=== Challenge ===
Your task is to quote the material that follows, in full and exactly.
--- start of Data supplied ---
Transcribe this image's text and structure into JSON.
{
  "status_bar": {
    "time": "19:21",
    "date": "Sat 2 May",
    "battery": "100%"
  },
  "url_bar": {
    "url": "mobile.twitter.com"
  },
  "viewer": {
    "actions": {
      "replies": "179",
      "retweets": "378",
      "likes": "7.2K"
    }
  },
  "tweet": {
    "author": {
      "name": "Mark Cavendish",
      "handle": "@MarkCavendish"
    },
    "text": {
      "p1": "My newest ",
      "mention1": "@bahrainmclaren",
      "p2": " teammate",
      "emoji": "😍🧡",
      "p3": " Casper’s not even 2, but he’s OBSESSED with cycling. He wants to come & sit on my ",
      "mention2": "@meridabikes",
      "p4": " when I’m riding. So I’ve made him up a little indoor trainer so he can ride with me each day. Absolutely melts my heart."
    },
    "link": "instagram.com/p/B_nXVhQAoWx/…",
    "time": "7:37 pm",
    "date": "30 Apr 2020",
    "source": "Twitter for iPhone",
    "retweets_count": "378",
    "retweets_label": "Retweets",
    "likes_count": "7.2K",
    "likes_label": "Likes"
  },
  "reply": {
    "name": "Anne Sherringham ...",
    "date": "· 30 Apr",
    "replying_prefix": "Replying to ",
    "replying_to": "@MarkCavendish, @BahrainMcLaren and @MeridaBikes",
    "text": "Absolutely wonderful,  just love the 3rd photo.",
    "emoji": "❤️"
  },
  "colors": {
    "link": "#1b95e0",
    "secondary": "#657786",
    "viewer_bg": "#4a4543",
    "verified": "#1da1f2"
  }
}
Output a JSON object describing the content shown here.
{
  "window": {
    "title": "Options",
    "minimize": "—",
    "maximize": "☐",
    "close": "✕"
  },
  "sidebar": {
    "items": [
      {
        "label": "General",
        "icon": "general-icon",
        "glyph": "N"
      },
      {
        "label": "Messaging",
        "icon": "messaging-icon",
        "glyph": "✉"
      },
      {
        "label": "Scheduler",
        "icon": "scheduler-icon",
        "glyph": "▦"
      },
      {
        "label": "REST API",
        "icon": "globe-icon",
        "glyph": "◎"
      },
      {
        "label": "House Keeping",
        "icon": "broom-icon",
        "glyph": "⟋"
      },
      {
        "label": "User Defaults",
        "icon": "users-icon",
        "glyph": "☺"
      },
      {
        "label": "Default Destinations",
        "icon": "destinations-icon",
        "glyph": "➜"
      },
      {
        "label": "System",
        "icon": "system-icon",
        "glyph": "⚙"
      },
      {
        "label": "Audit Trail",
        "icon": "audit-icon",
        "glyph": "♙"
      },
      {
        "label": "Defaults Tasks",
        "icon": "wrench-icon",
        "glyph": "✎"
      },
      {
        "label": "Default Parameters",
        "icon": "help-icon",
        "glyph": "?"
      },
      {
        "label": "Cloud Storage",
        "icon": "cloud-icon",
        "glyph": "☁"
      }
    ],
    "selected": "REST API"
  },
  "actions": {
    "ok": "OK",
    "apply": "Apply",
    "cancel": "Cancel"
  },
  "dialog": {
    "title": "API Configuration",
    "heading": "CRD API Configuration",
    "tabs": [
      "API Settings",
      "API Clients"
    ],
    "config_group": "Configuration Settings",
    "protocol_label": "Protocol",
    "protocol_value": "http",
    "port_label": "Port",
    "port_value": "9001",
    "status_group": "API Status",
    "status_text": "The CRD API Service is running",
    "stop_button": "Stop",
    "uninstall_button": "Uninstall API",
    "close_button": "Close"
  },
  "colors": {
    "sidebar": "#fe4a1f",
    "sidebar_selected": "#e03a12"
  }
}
--- end of Data supplied ---
=== Result below ===
Transcribe this image's text and structure into JSON.
{
  "status_bar": {
    "time": "19:21",
    "date": "Sat 2 May",
    "battery": "100%"
  },
  "url_bar": {
    "url": "mobile.twitter.com"
  },
  "viewer": {
    "actions": {
      "replies": "179",
      "retweets": "378",
      "likes": "7.2K"
    }
  },
  "tweet": {
    "author": {
      "name": "Mark Cavendish",
      "handle": "@MarkCavendish"
    },
    "text": {
      "p1": "My newest ",
      "mention1": "@bahrainmclaren",
      "p2": " teammate",
      "emoji": "😍🧡",
      "p3": " Casper’s not even 2, but he’s OBSESSED with cycling. He wants to come & sit on my ",
      "mention2": "@meridabikes",
      "p4": " when I’m riding. So I’ve made him up a little indoor trainer so he can ride with me each day. Absolutely melts my heart."
    },
    "link": "instagram.com/p/B_nXVhQAoWx/…",
    "time": "7:37 pm",
    "date": "30 Apr 2020",
    "source": "Twitter for iPhone",
    "retweets_count": "378",
    "retweets_label": "Retweets",
    "likes_count": "7.2K",
    "likes_label": "Likes"
  },
  "reply": {
    "name": "Anne Sherringham ...",
    "date": "· 30 Apr",
    "replying_prefix": "Replying to ",
    "replying_to": "@MarkCavendish, @BahrainMcLaren and @MeridaBikes",
    "text": "Absolutely wonderful,  just love the 3rd photo.",
    "emoji": "❤️"
  },
  "colors": {
    "link": "#1b95e0",
    "secondary": "#657786",
    "viewer_bg": "#4a4543",
    "verified": "#1da1f2"
  }
}
Output a JSON object describing the content shown here.
{
  "window": {
    "title": "Options",
    "minimize": "—",
    "maximize": "☐",
    "close": "✕"
  },
  "sidebar": {
    "items": [
      {
        "label": "General",
        "icon": "general-icon",
        "glyph": "N"
      },
      {
        "label": "Messaging",
        "icon": "messaging-icon",
        "glyph": "✉"
      },
      {
        "label": "Scheduler",
        "icon": "scheduler-icon",
        "glyph": "▦"
      },
      {
        "label": "REST API",
        "icon": "globe-icon",
        "glyph": "◎"
      },
      {
        "label": "House Keeping",
        "icon": "broom-icon",
        "glyph": "⟋"
      },
      {
        "label": "User Defaults",
        "icon": "users-icon",
        "glyph": "☺"
      },
      {
        "label": "Default Destinations",
        "icon": "destinations-icon",
        "glyph": "➜"
      },
      {
        "label": "System",
        "icon": "system-icon",
        "glyph": "⚙"
      },
      {
        "label": "Audit Trail",
        "icon": "audit-icon",
        "glyph": "♙"
      },
      {
        "label": "Defaults Tasks",
        "icon": "wrench-icon",
        "glyph": "✎"
      },
      {
        "label": "Default Parameters",
        "icon": "help-icon",
        "glyph": "?"
      },
      {
        "label": "Cloud Storage",
        "icon": "cloud-icon",
        "glyph": "☁"
      }
    ],
    "selected": "REST API"
  },
  "actions": {
    "ok": "OK",
    "apply": "Apply",
    "cancel": "Cancel"
  },
  "dialog": {
    "title": "API Configuration",
    "heading": "CRD API Configuration",
    "tabs": [
      "API Settings",
      "API Clients"
    ],
    "config_group": "Configuration Settings",
    "protocol_label": "Protocol",
    "protocol_value": "http",
    "port_label": "Port",
    "port_value": "9001",
    "status_group": "API Status",
    "status_text": "The CRD API Service is running",
    "stop_button": "Stop",
    "uninstall_button": "Uninstall API",
    "close_button": "Close"
  },
  "colors": {
    "sidebar": "#fe4a1f",
    "sidebar_selected": "#e03a12"
  }
}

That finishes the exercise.